Format the rows below as a Markdown table with two columns, Number and Line. Give each non-blank line its own table row and skip the blank lines.

_Listed entries_
** start **
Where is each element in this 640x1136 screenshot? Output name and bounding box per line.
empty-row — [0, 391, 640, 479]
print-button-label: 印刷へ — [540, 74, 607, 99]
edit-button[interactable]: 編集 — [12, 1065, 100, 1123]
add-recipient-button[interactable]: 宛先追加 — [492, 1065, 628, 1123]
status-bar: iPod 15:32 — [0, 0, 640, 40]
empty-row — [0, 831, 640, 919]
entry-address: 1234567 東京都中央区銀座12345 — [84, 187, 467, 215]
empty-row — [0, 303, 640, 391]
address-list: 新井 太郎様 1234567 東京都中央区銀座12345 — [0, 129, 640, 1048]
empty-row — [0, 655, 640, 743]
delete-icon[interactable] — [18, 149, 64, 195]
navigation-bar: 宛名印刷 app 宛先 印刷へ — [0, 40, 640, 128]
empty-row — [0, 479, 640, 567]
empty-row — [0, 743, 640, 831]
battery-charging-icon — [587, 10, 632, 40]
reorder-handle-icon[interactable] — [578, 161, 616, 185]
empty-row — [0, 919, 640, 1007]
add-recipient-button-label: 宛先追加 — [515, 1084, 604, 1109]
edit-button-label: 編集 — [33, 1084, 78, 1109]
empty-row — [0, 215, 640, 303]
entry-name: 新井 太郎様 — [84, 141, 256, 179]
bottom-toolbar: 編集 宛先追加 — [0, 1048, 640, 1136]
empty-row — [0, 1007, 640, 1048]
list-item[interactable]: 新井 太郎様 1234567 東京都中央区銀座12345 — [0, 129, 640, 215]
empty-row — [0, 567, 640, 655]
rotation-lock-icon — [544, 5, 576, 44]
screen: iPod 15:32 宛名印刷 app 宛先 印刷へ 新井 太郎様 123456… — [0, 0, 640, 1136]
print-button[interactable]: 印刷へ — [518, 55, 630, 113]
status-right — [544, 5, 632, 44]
** end **
_Solved exercise_
| Number | Line |
|---|---|
| 1 | Where is each element in this 640x1136 screenshot? Output name and bounding box per line. |
| 2 | empty-row — [0, 391, 640, 479] |
| 3 | print-button-label: 印刷へ — [540, 74, 607, 99] |
| 4 | edit-button[interactable]: 編集 — [12, 1065, 100, 1123] |
| 5 | add-recipient-button[interactable]: 宛先追加 — [492, 1065, 628, 1123] |
| 6 | status-bar: iPod 15:32 — [0, 0, 640, 40] |
| 7 | empty-row — [0, 831, 640, 919] |
| 8 | entry-address: 1234567 東京都中央区銀座12345 — [84, 187, 467, 215] |
| 9 | empty-row — [0, 303, 640, 391] |
| 10 | address-list: 新井 太郎様 1234567 東京都中央区銀座12345 — [0, 129, 640, 1048] |
| 11 | empty-row — [0, 655, 640, 743] |
| 12 | delete-icon[interactable] — [18, 149, 64, 195] |
| 13 | navigation-bar: 宛名印刷 app 宛先 印刷へ — [0, 40, 640, 128] |
| 14 | empty-row — [0, 479, 640, 567] |
| 15 | empty-row — [0, 743, 640, 831] |
| 16 | battery-charging-icon — [587, 10, 632, 40] |
| 17 | reorder-handle-icon[interactable] — [578, 161, 616, 185] |
| 18 | empty-row — [0, 919, 640, 1007] |
| 19 | add-recipient-button-label: 宛先追加 — [515, 1084, 604, 1109] |
| 20 | edit-button-label: 編集 — [33, 1084, 78, 1109] |
| 21 | empty-row — [0, 215, 640, 303] |
| 22 | entry-name: 新井 太郎様 — [84, 141, 256, 179] |
| 23 | bottom-toolbar: 編集 宛先追加 — [0, 1048, 640, 1136] |
| 24 | empty-row — [0, 1007, 640, 1048] |
| 25 | list-item[interactable]: 新井 太郎様 1234567 東京都中央区銀座12345 — [0, 129, 640, 215] |
| 26 | empty-row — [0, 567, 640, 655] |
| 27 | rotation-lock-icon — [544, 5, 576, 44] |
| 28 | screen: iPod 15:32 宛名印刷 app 宛先 印刷へ 新井 太郎様 123456… — [0, 0, 640, 1136] |
| 29 | print-button[interactable]: 印刷へ — [518, 55, 630, 113] |
| 30 | status-right — [544, 5, 632, 44] |